IN MY CLOSET, UNDER A BEIGE LATHAM & Watkins baseball cap, sits a faded brown T-shirt with LATHAM BOOT CAMP 2006 on the front. The firm had flown about 100 other new associates and me to an Arizona resort. I had just spent a month traveling the Mediterranean on Latham’s dime — a “bar stipend,” the firm called it — and had clerked the previous summer in the firm’s offices, where for nearly $ 2,000 a week I sailed on the Chesapeake Bay, enjoyed barbecues in the gardens of partners’ homes, and soaked up the sun at beachside retreats.

At the Latham Boot Camp, we were served cocktails and platters of grilled alligator. Then we jumped from pool to hot tub to open bar before competing in a contest to see who could build the fastest stock car. (My team’s crashed, causing a bloody knee but no lawsuit.) Firm superstars greeted and flattered us. One California partner told us how lucky we were.

I suppose she was right. Of the 40,000 students who graduate from law school each year, only a fraction snag jobs at elite firms, the sort of places that require a gilded resume to get in the door and a trial of fancy meals to ensure your social graces. By gaining admission to Latham, my comrades in Phoenix — mostly Ivy-bred superachievers with winning smiles — had won a race that began the day they entered kindergarten. Even among the world’s top law firms, Latham stands tall. Industry gurus consider it among the best-managed firms in the country.

The Insider’s Guide to Law Firms approves of its brilliant, good-looking associates, and American Lawyer ranks its partners among the highest- paid on earth.

Founded in 1934, the firm has grown into a 1,300-attorney empire. Its millionaire partners are wealthier than ever and its reach even wider, with 18 offices from Washington to San Francisco to Singapore.

......

__REQUIRED WORK__.
**A)** List every geographic place name that appears in the law firm passage, in the order they occur.
**B)** Please set down the law firm passage word for word between "The Insider’s Guide" and "Francisco to Singapore.", inclusive.

__DATASET EXCERPT__.

......

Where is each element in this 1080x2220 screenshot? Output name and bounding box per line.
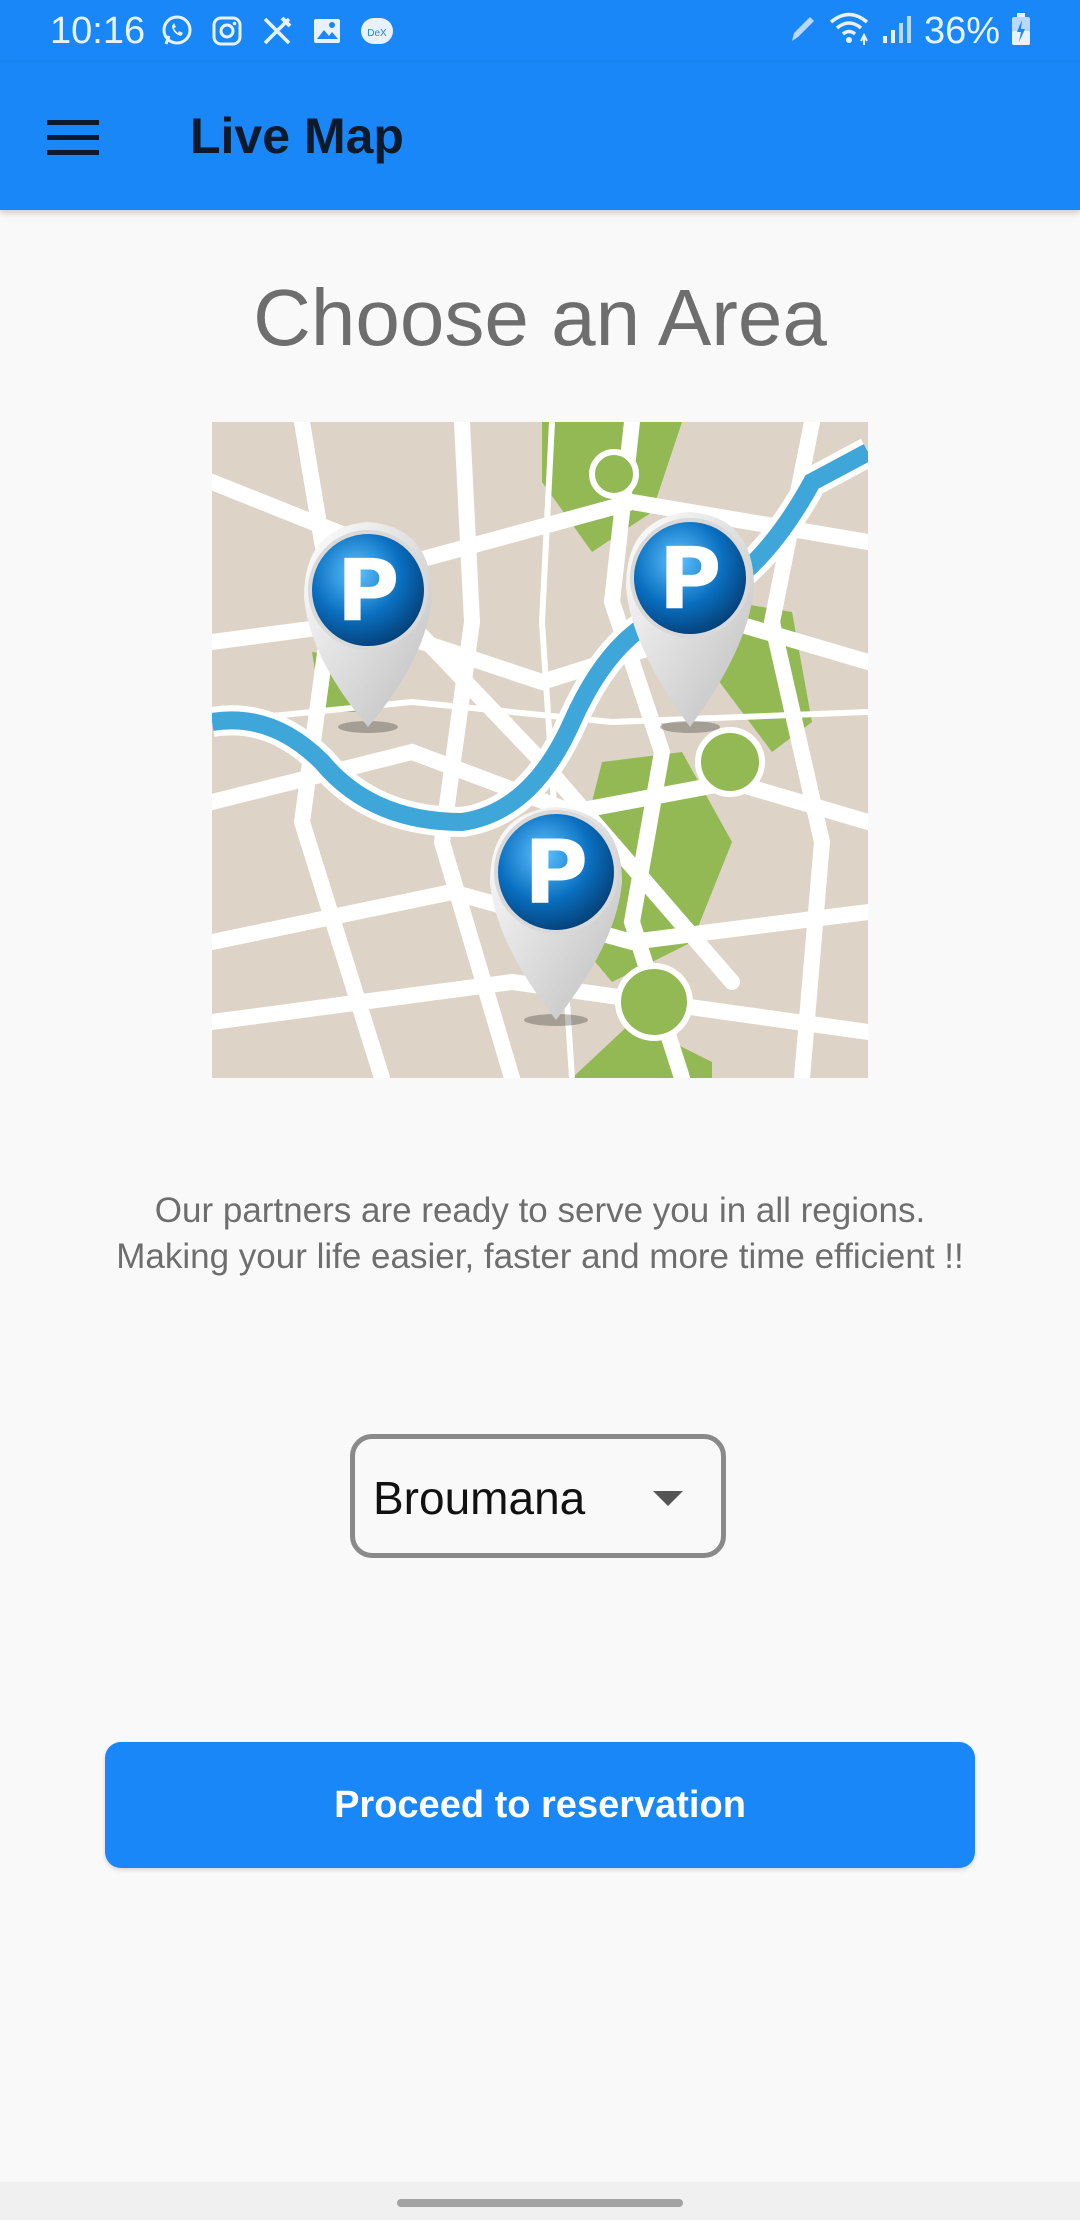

......

__PER-TASK OUTPUTS__.
**A)** Arizona, Mediterranean, Chesapeake Bay, California, Phoenix, Washington, San Francisco, Singapore

**B)**
The Insider’s Guide to Law Firms approves of its brilliant, good-looking associates, and American Lawyer ranks its partners among the highest- paid on earth.

Founded in 1934, the firm has grown into a 1,300-attorney empire. Its millionaire partners are wealthier than ever and its reach even wider, with 18 offices from Washington to San Francisco to Singapore.